**SET EXERCISE**
Reproduce each line of the material precisely.

**RECORD LIST**
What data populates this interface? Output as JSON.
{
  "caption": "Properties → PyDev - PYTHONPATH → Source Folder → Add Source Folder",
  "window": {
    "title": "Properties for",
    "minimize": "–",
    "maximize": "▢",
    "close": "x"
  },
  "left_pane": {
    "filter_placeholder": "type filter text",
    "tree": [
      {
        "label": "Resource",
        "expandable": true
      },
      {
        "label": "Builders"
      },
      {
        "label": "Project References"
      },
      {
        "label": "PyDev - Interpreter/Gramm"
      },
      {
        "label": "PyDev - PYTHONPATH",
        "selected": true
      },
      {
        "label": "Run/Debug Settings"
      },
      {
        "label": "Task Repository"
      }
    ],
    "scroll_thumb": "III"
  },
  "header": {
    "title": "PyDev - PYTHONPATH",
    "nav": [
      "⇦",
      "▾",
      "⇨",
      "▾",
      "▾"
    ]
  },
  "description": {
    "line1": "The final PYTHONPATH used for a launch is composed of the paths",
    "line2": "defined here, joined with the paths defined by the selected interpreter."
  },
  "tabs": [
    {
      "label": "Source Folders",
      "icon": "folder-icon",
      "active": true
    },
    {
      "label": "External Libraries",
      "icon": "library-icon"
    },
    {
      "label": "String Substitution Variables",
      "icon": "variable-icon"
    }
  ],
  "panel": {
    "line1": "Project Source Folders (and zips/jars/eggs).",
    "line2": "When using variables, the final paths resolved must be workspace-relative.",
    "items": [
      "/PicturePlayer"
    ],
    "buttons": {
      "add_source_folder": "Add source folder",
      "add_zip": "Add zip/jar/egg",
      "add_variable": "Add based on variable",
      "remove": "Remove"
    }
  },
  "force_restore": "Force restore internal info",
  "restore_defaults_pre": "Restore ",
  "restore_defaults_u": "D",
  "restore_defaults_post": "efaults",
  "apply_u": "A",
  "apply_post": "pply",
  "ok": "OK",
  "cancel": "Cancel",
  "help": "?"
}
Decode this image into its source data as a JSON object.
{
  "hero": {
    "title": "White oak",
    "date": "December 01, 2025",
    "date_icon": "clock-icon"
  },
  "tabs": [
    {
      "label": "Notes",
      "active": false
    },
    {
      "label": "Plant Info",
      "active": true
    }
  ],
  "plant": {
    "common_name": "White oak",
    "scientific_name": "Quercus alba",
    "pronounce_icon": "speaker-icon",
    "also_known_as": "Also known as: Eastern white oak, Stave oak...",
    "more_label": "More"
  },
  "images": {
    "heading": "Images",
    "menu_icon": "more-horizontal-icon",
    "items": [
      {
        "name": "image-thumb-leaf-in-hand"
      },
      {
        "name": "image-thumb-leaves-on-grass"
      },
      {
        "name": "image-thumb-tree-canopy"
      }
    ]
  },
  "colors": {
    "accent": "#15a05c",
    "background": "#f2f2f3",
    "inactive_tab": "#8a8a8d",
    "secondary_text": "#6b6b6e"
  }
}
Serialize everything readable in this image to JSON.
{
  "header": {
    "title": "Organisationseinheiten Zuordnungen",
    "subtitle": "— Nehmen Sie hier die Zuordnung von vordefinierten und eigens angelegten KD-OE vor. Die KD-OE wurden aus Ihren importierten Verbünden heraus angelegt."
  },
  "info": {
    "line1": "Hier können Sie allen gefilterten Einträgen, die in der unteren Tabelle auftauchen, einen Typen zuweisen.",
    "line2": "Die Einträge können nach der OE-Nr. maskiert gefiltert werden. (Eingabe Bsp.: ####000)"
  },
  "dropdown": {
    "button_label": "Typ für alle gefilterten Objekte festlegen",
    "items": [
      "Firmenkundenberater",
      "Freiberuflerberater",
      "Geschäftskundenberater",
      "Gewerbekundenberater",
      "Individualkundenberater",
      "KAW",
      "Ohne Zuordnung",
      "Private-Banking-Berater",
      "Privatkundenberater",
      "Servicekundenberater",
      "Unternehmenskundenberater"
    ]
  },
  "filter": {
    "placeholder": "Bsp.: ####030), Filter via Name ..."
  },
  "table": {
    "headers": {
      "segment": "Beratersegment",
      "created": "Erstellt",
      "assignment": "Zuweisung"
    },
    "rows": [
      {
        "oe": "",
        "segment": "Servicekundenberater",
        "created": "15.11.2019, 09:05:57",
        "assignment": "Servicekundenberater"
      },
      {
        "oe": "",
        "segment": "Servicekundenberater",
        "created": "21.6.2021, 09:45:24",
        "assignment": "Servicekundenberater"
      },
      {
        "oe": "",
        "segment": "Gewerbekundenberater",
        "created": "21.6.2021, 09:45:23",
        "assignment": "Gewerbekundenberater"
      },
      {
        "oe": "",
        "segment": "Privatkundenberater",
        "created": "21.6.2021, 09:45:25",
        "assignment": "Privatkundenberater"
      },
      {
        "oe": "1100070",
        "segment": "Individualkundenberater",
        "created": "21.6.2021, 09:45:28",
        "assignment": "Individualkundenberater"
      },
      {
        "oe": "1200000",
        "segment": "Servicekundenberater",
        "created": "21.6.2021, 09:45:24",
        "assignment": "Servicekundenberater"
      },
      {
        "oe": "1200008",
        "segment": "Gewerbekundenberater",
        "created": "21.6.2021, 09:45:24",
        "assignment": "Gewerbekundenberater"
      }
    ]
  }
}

**ANSWER TO THIS PROBLEM**
What data populates this interface? Output as JSON.
{
  "caption": "Properties → PyDev - PYTHONPATH → Source Folder → Add Source Folder",
  "window": {
    "title": "Properties for",
    "minimize": "–",
    "maximize": "▢",
    "close": "x"
  },
  "left_pane": {
    "filter_placeholder": "type filter text",
    "tree": [
      {
        "label": "Resource",
        "expandable": true
      },
      {
        "label": "Builders"
      },
      {
        "label": "Project References"
      },
      {
        "label": "PyDev - Interpreter/Gramm"
      },
      {
        "label": "PyDev - PYTHONPATH",
        "selected": true
      },
      {
        "label": "Run/Debug Settings"
      },
      {
        "label": "Task Repository"
      }
    ],
    "scroll_thumb": "III"
  },
  "header": {
    "title": "PyDev - PYTHONPATH",
    "nav": [
      "⇦",
      "▾",
      "⇨",
      "▾",
      "▾"
    ]
  },
  "description": {
    "line1": "The final PYTHONPATH used for a launch is composed of the paths",
    "line2": "defined here, joined with the paths defined by the selected interpreter."
  },
  "tabs": [
    {
      "label": "Source Folders",
      "icon": "folder-icon",
      "active": true
    },
    {
      "label": "External Libraries",
      "icon": "library-icon"
    },
    {
      "label": "String Substitution Variables",
      "icon": "variable-icon"
    }
  ],
  "panel": {
    "line1": "Project Source Folders (and zips/jars/eggs).",
    "line2": "When using variables, the final paths resolved must be workspace-relative.",
    "items": [
      "/PicturePlayer"
    ],
    "buttons": {
      "add_source_folder": "Add source folder",
      "add_zip": "Add zip/jar/egg",
      "add_variable": "Add based on variable",
      "remove": "Remove"
    }
  },
  "force_restore": "Force restore internal info",
  "restore_defaults_pre": "Restore ",
  "restore_defaults_u": "D",
  "restore_defaults_post": "efaults",
  "apply_u": "A",
  "apply_post": "pply",
  "ok": "OK",
  "cancel": "Cancel",
  "help": "?"
}
Decode this image into its source data as a JSON object.
{
  "hero": {
    "title": "White oak",
    "date": "December 01, 2025",
    "date_icon": "clock-icon"
  },
  "tabs": [
    {
      "label": "Notes",
      "active": false
    },
    {
      "label": "Plant Info",
      "active": true
    }
  ],
  "plant": {
    "common_name": "White oak",
    "scientific_name": "Quercus alba",
    "pronounce_icon": "speaker-icon",
    "also_known_as": "Also known as: Eastern white oak, Stave oak...",
    "more_label": "More"
  },
  "images": {
    "heading": "Images",
    "menu_icon": "more-horizontal-icon",
    "items": [
      {
        "name": "image-thumb-leaf-in-hand"
      },
      {
        "name": "image-thumb-leaves-on-grass"
      },
      {
        "name": "image-thumb-tree-canopy"
      }
    ]
  },
  "colors": {
    "accent": "#15a05c",
    "background": "#f2f2f3",
    "inactive_tab": "#8a8a8d",
    "secondary_text": "#6b6b6e"
  }
}
Serialize everything readable in this image to JSON.
{
  "header": {
    "title": "Organisationseinheiten Zuordnungen",
    "subtitle": "— Nehmen Sie hier die Zuordnung von vordefinierten und eigens angelegten KD-OE vor. Die KD-OE wurden aus Ihren importierten Verbünden heraus angelegt."
  },
  "info": {
    "line1": "Hier können Sie allen gefilterten Einträgen, die in der unteren Tabelle auftauchen, einen Typen zuweisen.",
    "line2": "Die Einträge können nach der OE-Nr. maskiert gefiltert werden. (Eingabe Bsp.: ####000)"
  },
  "dropdown": {
    "button_label": "Typ für alle gefilterten Objekte festlegen",
    "items": [
      "Firmenkundenberater",
      "Freiberuflerberater",
      "Geschäftskundenberater",
      "Gewerbekundenberater",
      "Individualkundenberater",
      "KAW",
      "Ohne Zuordnung",
      "Private-Banking-Berater",
      "Privatkundenberater",
      "Servicekundenberater",
      "Unternehmenskundenberater"
    ]
  },
  "filter": {
    "placeholder": "Bsp.: ####030), Filter via Name ..."
  },
  "table": {
    "headers": {
      "segment": "Beratersegment",
      "created": "Erstellt",
      "assignment": "Zuweisung"
    },
    "rows": [
      {
        "oe": "",
        "segment": "Servicekundenberater",
        "created": "15.11.2019, 09:05:57",
        "assignment": "Servicekundenberater"
      },
      {
        "oe": "",
        "segment": "Servicekundenberater",
        "created": "21.6.2021, 09:45:24",
        "assignment": "Servicekundenberater"
      },
      {
        "oe": "",
        "segment": "Gewerbekundenberater",
        "created": "21.6.2021, 09:45:23",
        "assignment": "Gewerbekundenberater"
      },
      {
        "oe": "",
        "segment": "Privatkundenberater",
        "created": "21.6.2021, 09:45:25",
        "assignment": "Privatkundenberater"
      },
      {
        "oe": "1100070",
        "segment": "Individualkundenberater",
        "created": "21.6.2021, 09:45:28",
        "assignment": "Individualkundenberater"
      },
      {
        "oe": "1200000",
        "segment": "Servicekundenberater",
        "created": "21.6.2021, 09:45:24",
        "assignment": "Servicekundenberater"
      },
      {
        "oe": "1200008",
        "segment": "Gewerbekundenberater",
        "created": "21.6.2021, 09:45:24",
        "assignment": "Gewerbekundenberater"
      }
    ]
  }
}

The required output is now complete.